** SHORT EXERCISE **
Return the whole listing exactly as it stands.

** DATA RECORDS **
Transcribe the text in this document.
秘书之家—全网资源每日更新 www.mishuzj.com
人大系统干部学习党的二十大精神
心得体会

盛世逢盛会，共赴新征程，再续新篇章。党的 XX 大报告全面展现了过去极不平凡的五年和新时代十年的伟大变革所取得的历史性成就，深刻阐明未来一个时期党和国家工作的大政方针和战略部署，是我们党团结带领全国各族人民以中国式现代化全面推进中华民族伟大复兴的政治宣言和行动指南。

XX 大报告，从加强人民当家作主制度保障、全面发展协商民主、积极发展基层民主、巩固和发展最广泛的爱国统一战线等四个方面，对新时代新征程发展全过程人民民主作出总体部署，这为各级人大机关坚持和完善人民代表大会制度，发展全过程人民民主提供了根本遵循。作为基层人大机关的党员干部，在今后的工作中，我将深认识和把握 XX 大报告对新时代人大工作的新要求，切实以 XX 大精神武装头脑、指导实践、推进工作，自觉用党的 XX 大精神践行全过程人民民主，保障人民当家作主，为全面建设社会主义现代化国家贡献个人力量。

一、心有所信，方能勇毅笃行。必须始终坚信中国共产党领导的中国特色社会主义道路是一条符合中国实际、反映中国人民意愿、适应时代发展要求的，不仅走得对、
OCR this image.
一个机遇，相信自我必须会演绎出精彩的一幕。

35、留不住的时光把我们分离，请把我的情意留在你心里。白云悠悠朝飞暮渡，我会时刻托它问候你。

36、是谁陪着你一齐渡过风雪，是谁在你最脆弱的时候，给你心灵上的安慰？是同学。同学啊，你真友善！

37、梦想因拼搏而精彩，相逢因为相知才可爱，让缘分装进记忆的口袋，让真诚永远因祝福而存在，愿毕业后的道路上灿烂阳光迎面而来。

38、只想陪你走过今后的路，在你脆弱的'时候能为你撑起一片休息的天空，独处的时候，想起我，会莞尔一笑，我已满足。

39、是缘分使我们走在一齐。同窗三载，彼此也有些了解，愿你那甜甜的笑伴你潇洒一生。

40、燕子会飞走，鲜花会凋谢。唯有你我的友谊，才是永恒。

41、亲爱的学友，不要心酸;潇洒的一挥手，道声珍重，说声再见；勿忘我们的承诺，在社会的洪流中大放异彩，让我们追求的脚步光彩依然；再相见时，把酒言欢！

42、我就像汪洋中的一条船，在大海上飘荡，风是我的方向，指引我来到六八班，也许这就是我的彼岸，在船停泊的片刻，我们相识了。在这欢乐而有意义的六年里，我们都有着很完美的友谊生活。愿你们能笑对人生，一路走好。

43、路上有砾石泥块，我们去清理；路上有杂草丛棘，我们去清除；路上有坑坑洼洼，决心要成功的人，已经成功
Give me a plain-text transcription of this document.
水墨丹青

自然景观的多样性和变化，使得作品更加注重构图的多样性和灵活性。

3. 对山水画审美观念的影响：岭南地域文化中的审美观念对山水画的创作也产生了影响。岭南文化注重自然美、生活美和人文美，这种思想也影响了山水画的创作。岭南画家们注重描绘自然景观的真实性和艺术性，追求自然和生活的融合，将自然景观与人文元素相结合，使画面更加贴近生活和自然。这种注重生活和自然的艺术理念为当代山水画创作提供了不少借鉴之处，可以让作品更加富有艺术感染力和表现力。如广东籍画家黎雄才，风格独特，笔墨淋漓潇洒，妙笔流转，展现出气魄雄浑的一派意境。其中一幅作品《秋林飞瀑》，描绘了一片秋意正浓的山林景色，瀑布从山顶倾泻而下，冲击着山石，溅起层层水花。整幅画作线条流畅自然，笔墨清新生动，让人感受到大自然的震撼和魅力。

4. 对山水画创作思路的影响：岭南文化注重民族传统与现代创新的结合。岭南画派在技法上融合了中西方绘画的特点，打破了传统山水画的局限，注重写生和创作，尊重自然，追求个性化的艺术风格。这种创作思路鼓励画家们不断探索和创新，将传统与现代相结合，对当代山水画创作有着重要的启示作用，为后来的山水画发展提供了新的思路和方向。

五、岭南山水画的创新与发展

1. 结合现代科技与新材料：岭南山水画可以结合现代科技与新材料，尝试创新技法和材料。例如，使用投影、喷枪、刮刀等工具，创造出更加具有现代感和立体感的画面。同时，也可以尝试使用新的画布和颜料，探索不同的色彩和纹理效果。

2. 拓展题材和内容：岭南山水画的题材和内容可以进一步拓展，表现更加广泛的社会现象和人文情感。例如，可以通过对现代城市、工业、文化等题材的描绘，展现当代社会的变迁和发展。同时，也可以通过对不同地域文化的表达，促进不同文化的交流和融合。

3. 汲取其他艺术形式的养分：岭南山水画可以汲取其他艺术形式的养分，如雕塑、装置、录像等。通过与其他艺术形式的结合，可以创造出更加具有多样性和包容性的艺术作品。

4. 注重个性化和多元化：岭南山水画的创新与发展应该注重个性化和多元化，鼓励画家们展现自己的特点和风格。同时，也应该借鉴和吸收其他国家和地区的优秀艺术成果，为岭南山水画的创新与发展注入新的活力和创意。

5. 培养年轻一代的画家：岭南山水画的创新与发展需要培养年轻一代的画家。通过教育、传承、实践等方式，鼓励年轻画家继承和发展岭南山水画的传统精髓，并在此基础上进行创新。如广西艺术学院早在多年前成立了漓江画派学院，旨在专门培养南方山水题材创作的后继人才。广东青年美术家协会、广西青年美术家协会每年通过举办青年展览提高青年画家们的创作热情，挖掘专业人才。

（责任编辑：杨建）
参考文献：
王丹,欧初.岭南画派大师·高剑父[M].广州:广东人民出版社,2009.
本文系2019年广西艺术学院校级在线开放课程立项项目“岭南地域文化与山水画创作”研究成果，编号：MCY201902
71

** RESULT **
Transcribe the text in this document.
秘书之家—全网资源每日更新 www.mishuzj.com
人大系统干部学习党的二十大精神
心得体会

盛世逢盛会，共赴新征程，再续新篇章。党的 XX 大报告全面展现了过去极不平凡的五年和新时代十年的伟大变革所取得的历史性成就，深刻阐明未来一个时期党和国家工作的大政方针和战略部署，是我们党团结带领全国各族人民以中国式现代化全面推进中华民族伟大复兴的政治宣言和行动指南。

XX 大报告，从加强人民当家作主制度保障、全面发展协商民主、积极发展基层民主、巩固和发展最广泛的爱国统一战线等四个方面，对新时代新征程发展全过程人民民主作出总体部署，这为各级人大机关坚持和完善人民代表大会制度，发展全过程人民民主提供了根本遵循。作为基层人大机关的党员干部，在今后的工作中，我将深认识和把握 XX 大报告对新时代人大工作的新要求，切实以 XX 大精神武装头脑、指导实践、推进工作，自觉用党的 XX 大精神践行全过程人民民主，保障人民当家作主，为全面建设社会主义现代化国家贡献个人力量。

一、心有所信，方能勇毅笃行。必须始终坚信中国共产党领导的中国特色社会主义道路是一条符合中国实际、反映中国人民意愿、适应时代发展要求的，不仅走得对、
OCR this image.
一个机遇，相信自我必须会演绎出精彩的一幕。

35、留不住的时光把我们分离，请把我的情意留在你心里。白云悠悠朝飞暮渡，我会时刻托它问候你。

36、是谁陪着你一齐渡过风雪，是谁在你最脆弱的时候，给你心灵上的安慰？是同学。同学啊，你真友善！

37、梦想因拼搏而精彩，相逢因为相知才可爱，让缘分装进记忆的口袋，让真诚永远因祝福而存在，愿毕业后的道路上灿烂阳光迎面而来。

38、只想陪你走过今后的路，在你脆弱的'时候能为你撑起一片休息的天空，独处的时候，想起我，会莞尔一笑，我已满足。

39、是缘分使我们走在一齐。同窗三载，彼此也有些了解，愿你那甜甜的笑伴你潇洒一生。

40、燕子会飞走，鲜花会凋谢。唯有你我的友谊，才是永恒。

41、亲爱的学友，不要心酸;潇洒的一挥手，道声珍重，说声再见；勿忘我们的承诺，在社会的洪流中大放异彩，让我们追求的脚步光彩依然；再相见时，把酒言欢！

42、我就像汪洋中的一条船，在大海上飘荡，风是我的方向，指引我来到六八班，也许这就是我的彼岸，在船停泊的片刻，我们相识了。在这欢乐而有意义的六年里，我们都有着很完美的友谊生活。愿你们能笑对人生，一路走好。

43、路上有砾石泥块，我们去清理；路上有杂草丛棘，我们去清除；路上有坑坑洼洼，决心要成功的人，已经成功
Give me a plain-text transcription of this document.
水墨丹青

自然景观的多样性和变化，使得作品更加注重构图的多样性和灵活性。

3. 对山水画审美观念的影响：岭南地域文化中的审美观念对山水画的创作也产生了影响。岭南文化注重自然美、生活美和人文美，这种思想也影响了山水画的创作。岭南画家们注重描绘自然景观的真实性和艺术性，追求自然和生活的融合，将自然景观与人文元素相结合，使画面更加贴近生活和自然。这种注重生活和自然的艺术理念为当代山水画创作提供了不少借鉴之处，可以让作品更加富有艺术感染力和表现力。如广东籍画家黎雄才，风格独特，笔墨淋漓潇洒，妙笔流转，展现出气魄雄浑的一派意境。其中一幅作品《秋林飞瀑》，描绘了一片秋意正浓的山林景色，瀑布从山顶倾泻而下，冲击着山石，溅起层层水花。整幅画作线条流畅自然，笔墨清新生动，让人感受到大自然的震撼和魅力。

4. 对山水画创作思路的影响：岭南文化注重民族传统与现代创新的结合。岭南画派在技法上融合了中西方绘画的特点，打破了传统山水画的局限，注重写生和创作，尊重自然，追求个性化的艺术风格。这种创作思路鼓励画家们不断探索和创新，将传统与现代相结合，对当代山水画创作有着重要的启示作用，为后来的山水画发展提供了新的思路和方向。

五、岭南山水画的创新与发展

1. 结合现代科技与新材料：岭南山水画可以结合现代科技与新材料，尝试创新技法和材料。例如，使用投影、喷枪、刮刀等工具，创造出更加具有现代感和立体感的画面。同时，也可以尝试使用新的画布和颜料，探索不同的色彩和纹理效果。

2. 拓展题材和内容：岭南山水画的题材和内容可以进一步拓展，表现更加广泛的社会现象和人文情感。例如，可以通过对现代城市、工业、文化等题材的描绘，展现当代社会的变迁和发展。同时，也可以通过对不同地域文化的表达，促进不同文化的交流和融合。

3. 汲取其他艺术形式的养分：岭南山水画可以汲取其他艺术形式的养分，如雕塑、装置、录像等。通过与其他艺术形式的结合，可以创造出更加具有多样性和包容性的艺术作品。

4. 注重个性化和多元化：岭南山水画的创新与发展应该注重个性化和多元化，鼓励画家们展现自己的特点和风格。同时，也应该借鉴和吸收其他国家和地区的优秀艺术成果，为岭南山水画的创新与发展注入新的活力和创意。

5. 培养年轻一代的画家：岭南山水画的创新与发展需要培养年轻一代的画家。通过教育、传承、实践等方式，鼓励年轻画家继承和发展岭南山水画的传统精髓，并在此基础上进行创新。如广西艺术学院早在多年前成立了漓江画派学院，旨在专门培养南方山水题材创作的后继人才。广东青年美术家协会、广西青年美术家协会每年通过举办青年展览提高青年画家们的创作热情，挖掘专业人才。

（责任编辑：杨建）
参考文献：
王丹,欧初.岭南画派大师·高剑父[M].广州:广东人民出版社,2009.
本文系2019年广西艺术学院校级在线开放课程立项项目“岭南地域文化与山水画创作”研究成果，编号：MCY201902
71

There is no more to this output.